Цитируемый отрывок.
--- --- ---

Вступление в брак не может содействовать служению богу и людям даже в том случае, если бы вступающие в брак имели бы целью продолжение рода человеческого. Таким людям, вместо того чтобы вступать в брак для произведения детских жизней, гораздо проще поддерживать и спасать те миллионы детских жизней, которые гибнут вокруг нас от недостатка не говорю уже духовной, но материальной пищи.
Только в том случае мог бы христианин без сознания падения, греха вступить в брак, если бы он видел и знал, что все существующие жизни детей обеспечены.
Можно не принимать учения Христа, того учения, которым проникнута вся наша жизнь и на котором основана вся наша нравственность, но, принимая это учение, нельзя не признавать того, что оно указывает идеал полного целомудрия.
В Евангелии ведь сказано ясно и без возможности какого-либо перетолкования – во-первых, то, что женатому не должно разводиться с женой, с тем чтобы взять другую, а должно жить с той, с которой раз сошелся (Мф. V, 31–32; XIX, 8); во-вторых, то, что человеку вообще, и, следовательно, как женатому, так и неженатому, грешно смотреть на женщину как на предмет наслаждения (Мф. V, 28–29), и, в-третьих, то, что неженатому лучше не жениться вовсе, то есть быть вполне целомудренным (Мф. XIX, 10–12).
Для многих и многих мысли эти покажутся странными и даже противоречивыми. И они действительно противоречивы, но не между собой, а мысли эти противоречат всей нашей жизни, и невольно является сомнение: кто прав? – мысли ли эти или жизнь миллионов людей и моя? Это самое чувство испытывал и я в сильнейшей степени, когда приходил к тем убеждениям, которые теперь высказываю: я никак не ожидал, что ход моих мыслей приведет меня к тому, к чему он привел меня. Я ужасался своим выводам, хотел не верить им, но не верить нельзя было. И как ни противоречат эти выводы всему строю нашей жизни, как ни противоречат тому, что я прежде думал и высказывал даже, я должен был признать их.
«Но все это общие соображения, которые, может быть, и справедливы, но относятся к учению Христа и обязательны для тех, которые исповедуют его, но жизнь есть жизнь, и нельзя, указав впереди недостижимый идеал Христа, оставить людей в одном из самых жгучих, общих и производящих наибольшие бедствия вопросов с одним этим идеалом без всякого руководства.

--- --- ---

Раздел данных.

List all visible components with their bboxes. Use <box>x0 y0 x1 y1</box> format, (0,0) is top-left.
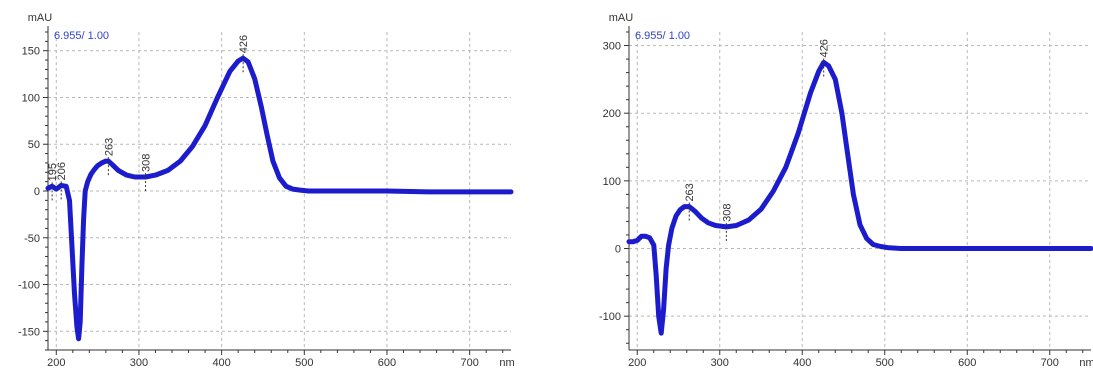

--- --- ---

Процитируйте из отрывка о браке и целомудрии фрагмент от слов «Для многих и» до слов «был признать их.» включительно. Приведённые строки для этой работы не нужны.

Для многих и многих мысли эти покажутся странными и даже противоречивыми. И они действительно противоречивы, но не между собой, а мысли эти противоречат всей нашей жизни, и невольно является сомнение: кто прав? – мысли ли эти или жизнь миллионов людей и моя? Это самое чувство испытывал и я в сильнейшей степени, когда приходил к тем убеждениям, которые теперь высказываю: я никак не ожидал, что ход моих мыслей приведет меня к тому, к чему он привел меня. Я ужасался своим выводам, хотел не верить им, но не верить нельзя было. И как ни противоречат эти выводы всему строю нашей жизни, как ни противоречат тому, что я прежде думал и высказывал даже, я должен был признать их.